Supplied material
_____
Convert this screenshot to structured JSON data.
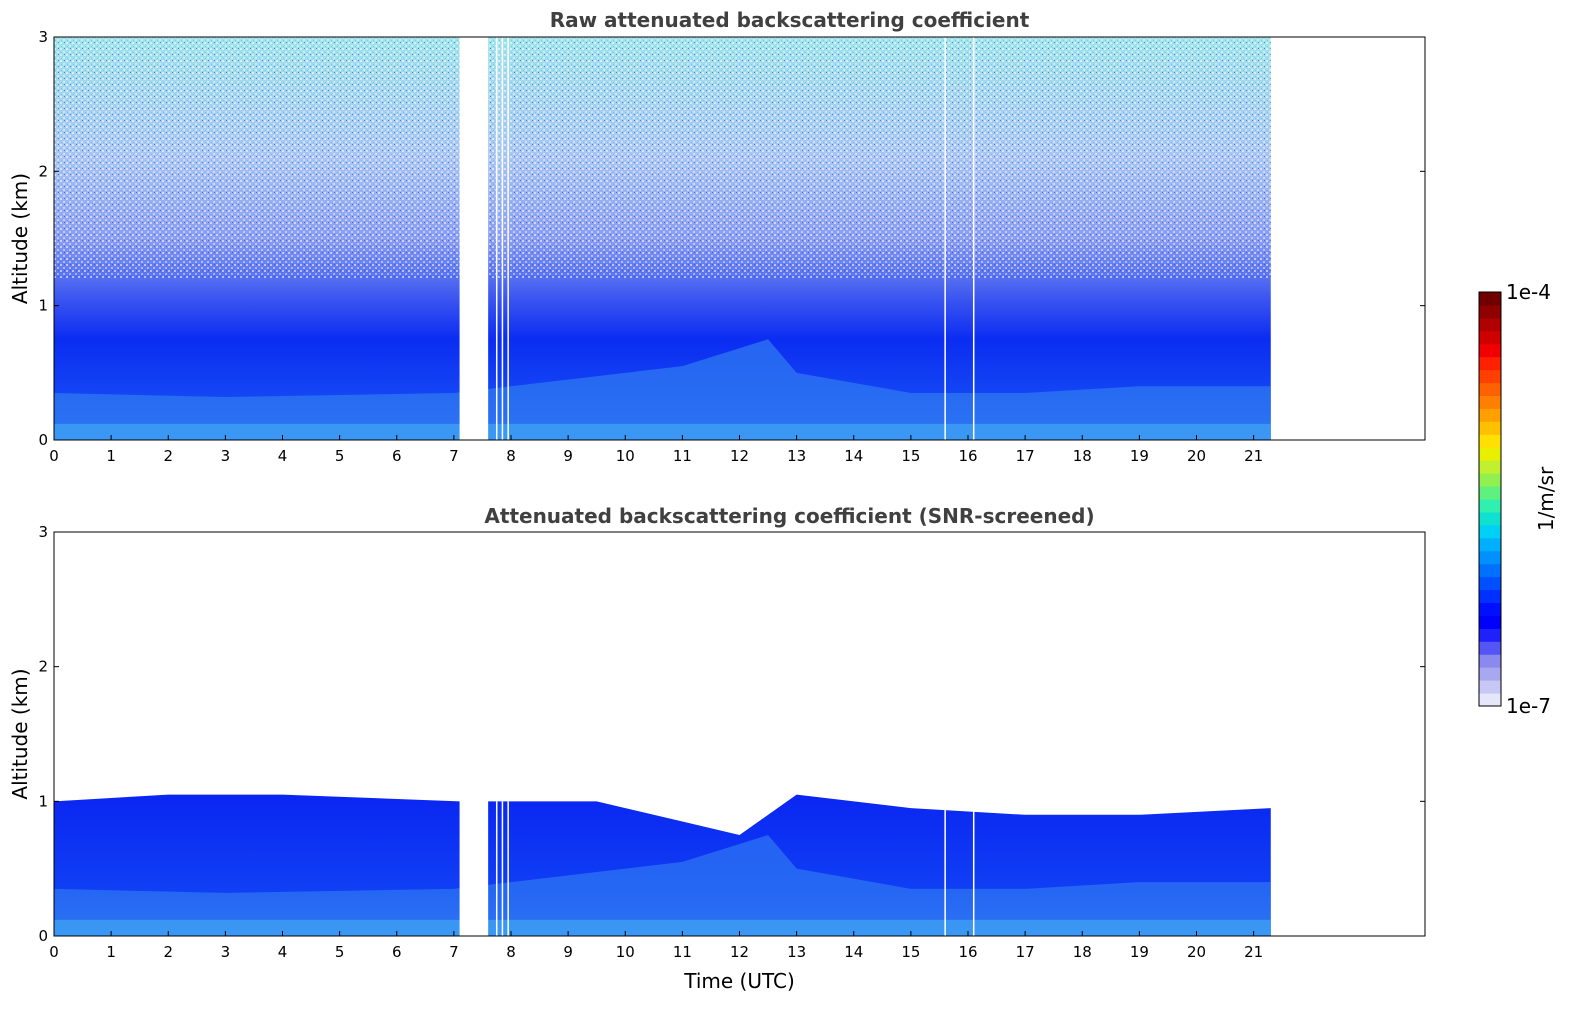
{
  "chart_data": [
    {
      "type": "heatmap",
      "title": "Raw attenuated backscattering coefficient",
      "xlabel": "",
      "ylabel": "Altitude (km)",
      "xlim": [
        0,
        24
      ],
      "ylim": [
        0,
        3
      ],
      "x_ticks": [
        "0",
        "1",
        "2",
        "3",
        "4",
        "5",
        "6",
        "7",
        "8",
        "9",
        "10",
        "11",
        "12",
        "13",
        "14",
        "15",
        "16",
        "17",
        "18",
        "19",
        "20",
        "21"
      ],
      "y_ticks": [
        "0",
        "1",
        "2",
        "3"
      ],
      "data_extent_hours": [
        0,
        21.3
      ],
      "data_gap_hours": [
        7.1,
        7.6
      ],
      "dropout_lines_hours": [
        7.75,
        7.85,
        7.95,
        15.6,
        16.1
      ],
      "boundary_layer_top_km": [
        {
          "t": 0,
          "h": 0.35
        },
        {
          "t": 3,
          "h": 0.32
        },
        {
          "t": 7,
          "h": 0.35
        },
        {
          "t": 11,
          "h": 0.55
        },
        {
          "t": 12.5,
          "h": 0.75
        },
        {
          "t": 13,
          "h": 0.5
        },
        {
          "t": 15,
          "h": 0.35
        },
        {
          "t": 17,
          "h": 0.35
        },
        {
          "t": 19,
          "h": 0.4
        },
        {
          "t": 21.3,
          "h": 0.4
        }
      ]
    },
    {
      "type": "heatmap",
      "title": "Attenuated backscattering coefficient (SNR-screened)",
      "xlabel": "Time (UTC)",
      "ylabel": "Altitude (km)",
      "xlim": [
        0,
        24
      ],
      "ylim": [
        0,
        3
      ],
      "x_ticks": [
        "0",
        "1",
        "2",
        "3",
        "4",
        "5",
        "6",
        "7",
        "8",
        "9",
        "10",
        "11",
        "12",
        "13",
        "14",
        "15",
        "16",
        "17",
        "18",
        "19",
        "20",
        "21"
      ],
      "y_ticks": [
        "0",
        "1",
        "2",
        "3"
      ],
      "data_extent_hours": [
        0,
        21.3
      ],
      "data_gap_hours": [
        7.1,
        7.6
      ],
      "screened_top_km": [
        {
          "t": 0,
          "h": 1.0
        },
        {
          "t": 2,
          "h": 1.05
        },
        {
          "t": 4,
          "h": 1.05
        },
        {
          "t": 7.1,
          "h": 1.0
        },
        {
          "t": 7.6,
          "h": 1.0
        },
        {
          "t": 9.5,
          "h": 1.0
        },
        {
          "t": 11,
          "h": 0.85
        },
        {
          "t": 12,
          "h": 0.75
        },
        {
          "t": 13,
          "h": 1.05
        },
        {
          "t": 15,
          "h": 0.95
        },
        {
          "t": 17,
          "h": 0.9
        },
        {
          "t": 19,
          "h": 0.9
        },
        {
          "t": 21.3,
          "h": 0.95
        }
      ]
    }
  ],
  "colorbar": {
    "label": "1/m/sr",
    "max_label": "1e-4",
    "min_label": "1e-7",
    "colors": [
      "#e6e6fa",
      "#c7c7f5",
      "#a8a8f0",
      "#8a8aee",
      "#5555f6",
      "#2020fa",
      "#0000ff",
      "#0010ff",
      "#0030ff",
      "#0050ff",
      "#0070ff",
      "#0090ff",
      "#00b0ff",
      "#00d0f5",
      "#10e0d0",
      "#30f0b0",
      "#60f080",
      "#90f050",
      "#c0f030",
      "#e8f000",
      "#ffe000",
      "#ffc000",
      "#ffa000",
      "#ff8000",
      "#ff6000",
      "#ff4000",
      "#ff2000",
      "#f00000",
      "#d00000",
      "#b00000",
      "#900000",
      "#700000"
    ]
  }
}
_____
Consider the entries above and return each line with the string "backscattering".

Complete response
      "title": "Raw attenuated backscattering coefficient",
      "title": "Attenuated backscattering coefficient (SNR-screened)",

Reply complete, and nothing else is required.